Rows from a figure dataset
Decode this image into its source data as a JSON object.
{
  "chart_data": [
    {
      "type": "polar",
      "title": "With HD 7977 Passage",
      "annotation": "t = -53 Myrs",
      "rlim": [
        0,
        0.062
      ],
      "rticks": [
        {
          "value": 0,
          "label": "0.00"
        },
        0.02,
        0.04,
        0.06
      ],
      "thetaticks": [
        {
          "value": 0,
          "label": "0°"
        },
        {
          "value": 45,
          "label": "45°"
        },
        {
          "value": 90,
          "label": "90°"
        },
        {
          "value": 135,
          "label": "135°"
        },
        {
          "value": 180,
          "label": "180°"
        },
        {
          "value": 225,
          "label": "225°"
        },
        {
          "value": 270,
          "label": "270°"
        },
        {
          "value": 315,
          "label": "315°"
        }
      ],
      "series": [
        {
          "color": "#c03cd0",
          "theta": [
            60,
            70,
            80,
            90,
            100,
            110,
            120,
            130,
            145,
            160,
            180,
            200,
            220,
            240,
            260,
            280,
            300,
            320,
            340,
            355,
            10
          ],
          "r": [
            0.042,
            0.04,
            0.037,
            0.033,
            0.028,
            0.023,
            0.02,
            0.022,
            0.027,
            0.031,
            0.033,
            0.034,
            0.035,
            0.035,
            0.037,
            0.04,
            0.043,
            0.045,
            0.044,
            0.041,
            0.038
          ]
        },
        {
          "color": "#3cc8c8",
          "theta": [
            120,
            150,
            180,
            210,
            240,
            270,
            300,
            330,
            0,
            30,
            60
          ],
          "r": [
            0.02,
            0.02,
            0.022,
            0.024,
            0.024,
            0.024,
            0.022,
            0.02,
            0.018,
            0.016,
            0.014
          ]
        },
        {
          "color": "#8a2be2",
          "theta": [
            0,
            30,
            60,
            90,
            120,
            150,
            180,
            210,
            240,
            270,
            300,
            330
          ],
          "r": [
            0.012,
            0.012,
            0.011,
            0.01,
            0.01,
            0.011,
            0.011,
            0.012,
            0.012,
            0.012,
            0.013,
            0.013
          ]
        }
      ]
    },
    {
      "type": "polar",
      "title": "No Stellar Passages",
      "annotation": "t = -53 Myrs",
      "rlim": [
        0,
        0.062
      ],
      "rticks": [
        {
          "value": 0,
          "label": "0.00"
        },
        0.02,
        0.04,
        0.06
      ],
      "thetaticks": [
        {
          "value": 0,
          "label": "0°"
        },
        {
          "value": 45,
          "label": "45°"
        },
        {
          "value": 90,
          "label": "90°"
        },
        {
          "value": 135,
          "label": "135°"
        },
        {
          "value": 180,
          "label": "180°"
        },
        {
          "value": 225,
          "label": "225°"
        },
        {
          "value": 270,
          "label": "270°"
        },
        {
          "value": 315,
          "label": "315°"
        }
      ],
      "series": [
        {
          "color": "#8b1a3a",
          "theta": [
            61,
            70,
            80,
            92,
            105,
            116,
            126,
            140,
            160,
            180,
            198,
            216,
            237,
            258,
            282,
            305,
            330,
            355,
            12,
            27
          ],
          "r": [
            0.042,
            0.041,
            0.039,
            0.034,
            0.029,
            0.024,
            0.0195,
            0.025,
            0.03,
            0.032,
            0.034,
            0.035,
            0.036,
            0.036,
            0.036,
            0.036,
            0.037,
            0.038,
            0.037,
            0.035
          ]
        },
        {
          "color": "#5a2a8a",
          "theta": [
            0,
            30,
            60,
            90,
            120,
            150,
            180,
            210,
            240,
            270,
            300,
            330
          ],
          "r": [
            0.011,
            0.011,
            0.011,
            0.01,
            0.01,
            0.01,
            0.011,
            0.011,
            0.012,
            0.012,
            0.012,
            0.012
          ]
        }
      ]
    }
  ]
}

TASK GOAL ->
Go through the entries above and copy every line containing "color".

RESPONSE TO THIS TASK ->
          "color": "#c03cd0",
          "color": "#3cc8c8",
          "color": "#8a2be2",
          "color": "#8b1a3a",
          "color": "#5a2a8a",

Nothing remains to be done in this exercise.